Data entries
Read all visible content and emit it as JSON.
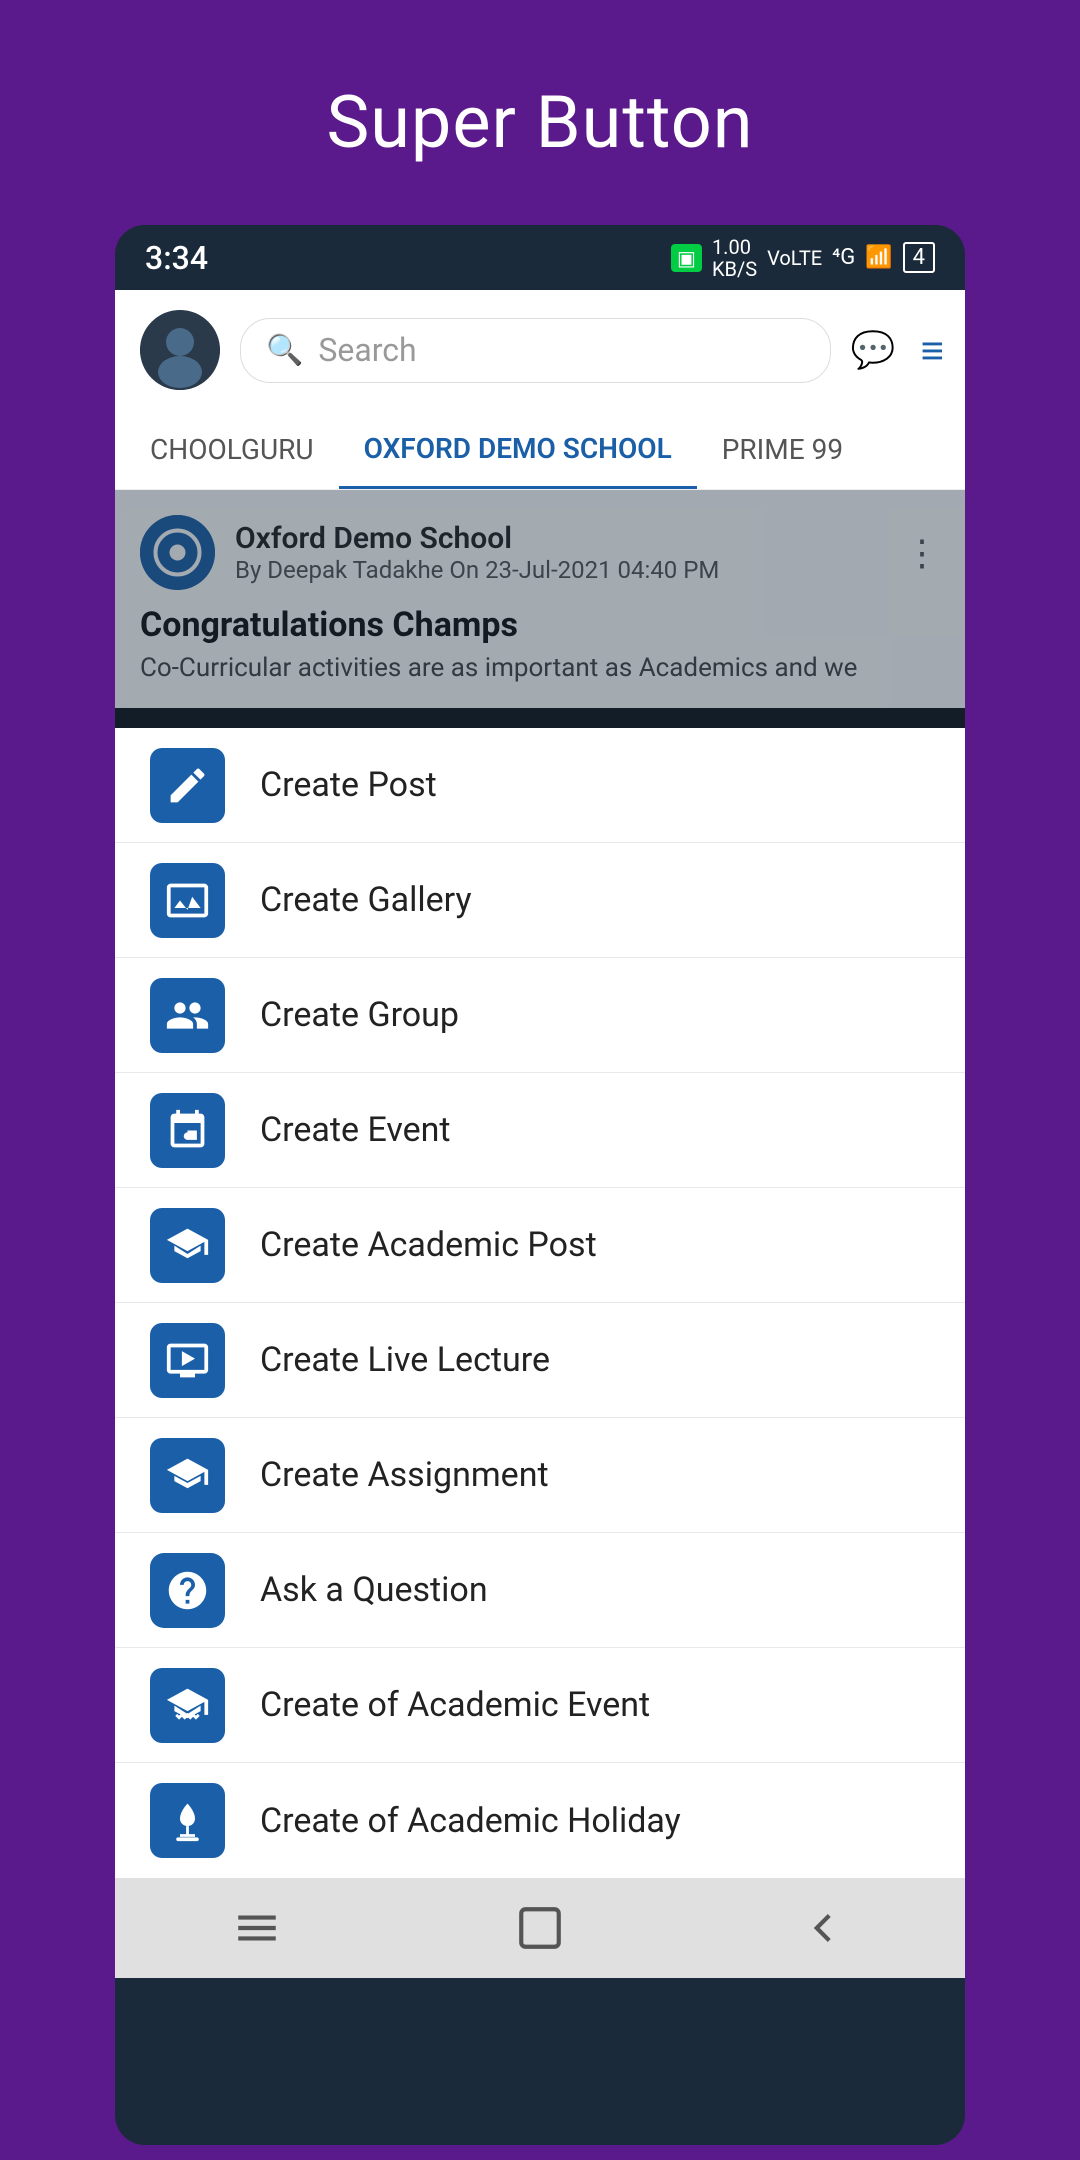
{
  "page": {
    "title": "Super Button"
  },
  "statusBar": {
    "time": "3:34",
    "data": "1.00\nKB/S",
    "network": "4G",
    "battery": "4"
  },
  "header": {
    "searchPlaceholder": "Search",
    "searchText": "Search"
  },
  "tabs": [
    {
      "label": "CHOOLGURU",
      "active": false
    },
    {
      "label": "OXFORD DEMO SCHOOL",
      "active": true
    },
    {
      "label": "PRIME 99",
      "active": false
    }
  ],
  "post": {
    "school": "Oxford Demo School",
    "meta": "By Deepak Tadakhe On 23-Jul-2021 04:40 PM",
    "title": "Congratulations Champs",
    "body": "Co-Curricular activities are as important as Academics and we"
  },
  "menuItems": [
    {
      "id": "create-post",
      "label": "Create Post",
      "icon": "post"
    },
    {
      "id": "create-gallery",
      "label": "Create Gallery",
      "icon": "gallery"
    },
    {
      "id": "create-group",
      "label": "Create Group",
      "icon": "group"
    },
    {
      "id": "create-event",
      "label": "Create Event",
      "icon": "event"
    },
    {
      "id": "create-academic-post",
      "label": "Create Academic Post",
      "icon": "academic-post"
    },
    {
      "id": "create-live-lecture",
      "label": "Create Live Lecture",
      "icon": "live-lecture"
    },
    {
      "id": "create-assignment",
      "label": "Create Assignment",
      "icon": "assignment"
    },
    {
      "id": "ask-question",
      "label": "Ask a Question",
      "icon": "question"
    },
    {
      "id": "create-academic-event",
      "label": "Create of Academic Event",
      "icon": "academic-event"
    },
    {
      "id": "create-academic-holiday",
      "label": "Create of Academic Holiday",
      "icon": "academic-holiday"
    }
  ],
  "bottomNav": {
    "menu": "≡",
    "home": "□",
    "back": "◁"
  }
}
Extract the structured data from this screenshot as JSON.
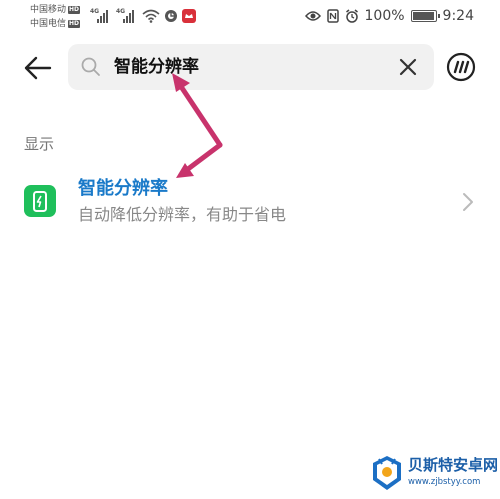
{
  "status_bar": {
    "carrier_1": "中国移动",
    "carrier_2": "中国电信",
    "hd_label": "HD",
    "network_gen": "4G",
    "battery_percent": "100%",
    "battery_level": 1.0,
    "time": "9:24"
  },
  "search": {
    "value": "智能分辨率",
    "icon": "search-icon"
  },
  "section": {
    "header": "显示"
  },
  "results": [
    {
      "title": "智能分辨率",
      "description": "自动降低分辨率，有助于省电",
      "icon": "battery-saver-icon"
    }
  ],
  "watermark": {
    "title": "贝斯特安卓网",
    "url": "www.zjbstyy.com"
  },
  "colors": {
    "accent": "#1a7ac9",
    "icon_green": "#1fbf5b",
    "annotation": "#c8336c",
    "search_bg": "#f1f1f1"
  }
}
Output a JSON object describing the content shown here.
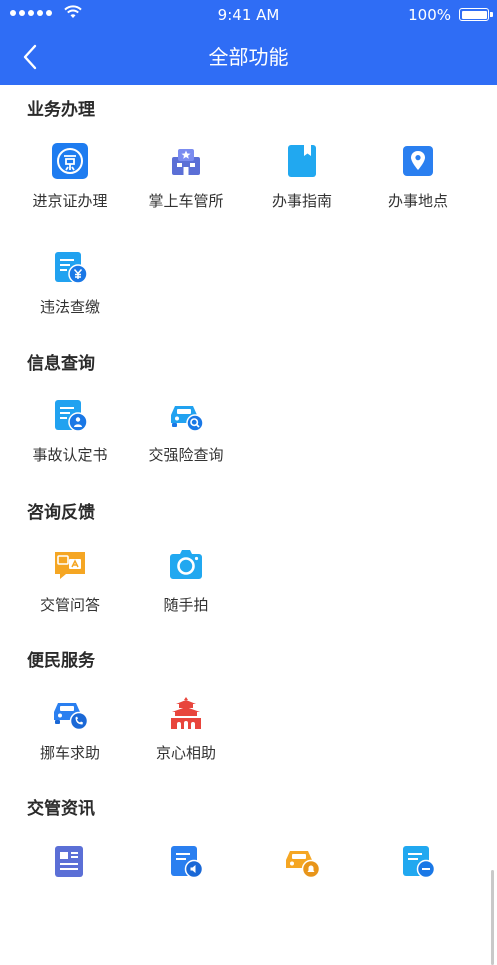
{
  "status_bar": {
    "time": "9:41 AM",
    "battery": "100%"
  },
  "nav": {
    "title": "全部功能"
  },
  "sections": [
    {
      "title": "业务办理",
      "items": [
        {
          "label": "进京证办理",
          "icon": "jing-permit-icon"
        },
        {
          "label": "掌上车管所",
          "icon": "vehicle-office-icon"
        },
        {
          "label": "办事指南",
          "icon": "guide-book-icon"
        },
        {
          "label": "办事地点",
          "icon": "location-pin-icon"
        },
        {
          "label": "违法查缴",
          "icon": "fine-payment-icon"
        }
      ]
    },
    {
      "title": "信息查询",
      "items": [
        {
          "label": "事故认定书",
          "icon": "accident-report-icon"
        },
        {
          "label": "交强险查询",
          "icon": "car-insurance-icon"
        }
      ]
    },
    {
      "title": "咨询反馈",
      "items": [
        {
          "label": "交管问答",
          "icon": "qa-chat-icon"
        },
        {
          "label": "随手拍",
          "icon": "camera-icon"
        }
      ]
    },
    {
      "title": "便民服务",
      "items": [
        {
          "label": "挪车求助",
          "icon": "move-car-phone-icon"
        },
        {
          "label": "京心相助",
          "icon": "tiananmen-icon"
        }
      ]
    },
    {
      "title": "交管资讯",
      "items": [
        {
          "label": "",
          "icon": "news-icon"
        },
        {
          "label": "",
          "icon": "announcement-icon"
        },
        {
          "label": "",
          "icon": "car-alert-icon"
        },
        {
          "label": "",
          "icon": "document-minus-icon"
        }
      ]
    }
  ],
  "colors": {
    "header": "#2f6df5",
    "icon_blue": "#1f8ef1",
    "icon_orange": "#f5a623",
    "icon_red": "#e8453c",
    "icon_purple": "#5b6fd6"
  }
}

### Work to do
All of the records above must be copied exactly, except for the pictures.

### Output of the exercise
Read all visible content and emit it as JSON.
{
  "page": {
    "title": "Super Button"
  },
  "statusBar": {
    "time": "3:34",
    "data": "1.00\nKB/S",
    "network": "4G",
    "battery": "4"
  },
  "header": {
    "searchPlaceholder": "Search",
    "searchText": "Search"
  },
  "tabs": [
    {
      "label": "CHOOLGURU",
      "active": false
    },
    {
      "label": "OXFORD DEMO SCHOOL",
      "active": true
    },
    {
      "label": "PRIME 99",
      "active": false
    }
  ],
  "post": {
    "school": "Oxford Demo School",
    "meta": "By Deepak Tadakhe On 23-Jul-2021 04:40 PM",
    "title": "Congratulations Champs",
    "body": "Co-Curricular activities are as important as Academics and we"
  },
  "menuItems": [
    {
      "id": "create-post",
      "label": "Create Post",
      "icon": "post"
    },
    {
      "id": "create-gallery",
      "label": "Create Gallery",
      "icon": "gallery"
    },
    {
      "id": "create-group",
      "label": "Create Group",
      "icon": "group"
    },
    {
      "id": "create-event",
      "label": "Create Event",
      "icon": "event"
    },
    {
      "id": "create-academic-post",
      "label": "Create Academic Post",
      "icon": "academic-post"
    },
    {
      "id": "create-live-lecture",
      "label": "Create Live Lecture",
      "icon": "live-lecture"
    },
    {
      "id": "create-assignment",
      "label": "Create Assignment",
      "icon": "assignment"
    },
    {
      "id": "ask-question",
      "label": "Ask a Question",
      "icon": "question"
    },
    {
      "id": "create-academic-event",
      "label": "Create of Academic Event",
      "icon": "academic-event"
    },
    {
      "id": "create-academic-holiday",
      "label": "Create of Academic Holiday",
      "icon": "academic-holiday"
    }
  ],
  "bottomNav": {
    "menu": "≡",
    "home": "□",
    "back": "◁"
  }
}
Extract the structured data from this screenshot as JSON.
{
  "status_bar": {
    "carrier_1": "中国移动",
    "carrier_2": "中国电信",
    "hd_label": "HD",
    "network_gen": "4G",
    "battery_percent": "100%",
    "battery_level": 1.0,
    "time": "9:24"
  },
  "search": {
    "value": "智能分辨率",
    "icon": "search-icon"
  },
  "section": {
    "header": "显示"
  },
  "results": [
    {
      "title": "智能分辨率",
      "description": "自动降低分辨率，有助于省电",
      "icon": "battery-saver-icon"
    }
  ],
  "watermark": {
    "title": "贝斯特安卓网",
    "url": "www.zjbstyy.com"
  },
  "colors": {
    "accent": "#1a7ac9",
    "icon_green": "#1fbf5b",
    "annotation": "#c8336c",
    "search_bg": "#f1f1f1"
  }
}
Output a JSON object describing the content shown here.
{
  "status_bar": {
    "time": "9:41 AM",
    "battery": "100%"
  },
  "nav": {
    "title": "全部功能"
  },
  "sections": [
    {
      "title": "业务办理",
      "items": [
        {
          "label": "进京证办理",
          "icon": "jing-permit-icon"
        },
        {
          "label": "掌上车管所",
          "icon": "vehicle-office-icon"
        },
        {
          "label": "办事指南",
          "icon": "guide-book-icon"
        },
        {
          "label": "办事地点",
          "icon": "location-pin-icon"
        },
        {
          "label": "违法查缴",
          "icon": "fine-payment-icon"
        }
      ]
    },
    {
      "title": "信息查询",
      "items": [
        {
          "label": "事故认定书",
          "icon": "accident-report-icon"
        },
        {
          "label": "交强险查询",
          "icon": "car-insurance-icon"
        }
      ]
    },
    {
      "title": "咨询反馈",
      "items": [
        {
          "label": "交管问答",
          "icon": "qa-chat-icon"
        },
        {
          "label": "随手拍",
          "icon": "camera-icon"
        }
      ]
    },
    {
      "title": "便民服务",
      "items": [
        {
          "label": "挪车求助",
          "icon": "move-car-phone-icon"
        },
        {
          "label": "京心相助",
          "icon": "tiananmen-icon"
        }
      ]
    },
    {
      "title": "交管资讯",
      "items": [
        {
          "label": "",
          "icon": "news-icon"
        },
        {
          "label": "",
          "icon": "announcement-icon"
        },
        {
          "label": "",
          "icon": "car-alert-icon"
        },
        {
          "label": "",
          "icon": "document-minus-icon"
        }
      ]
    }
  ],
  "colors": {
    "header": "#2f6df5",
    "icon_blue": "#1f8ef1",
    "icon_orange": "#f5a623",
    "icon_red": "#e8453c",
    "icon_purple": "#5b6fd6"
  }
}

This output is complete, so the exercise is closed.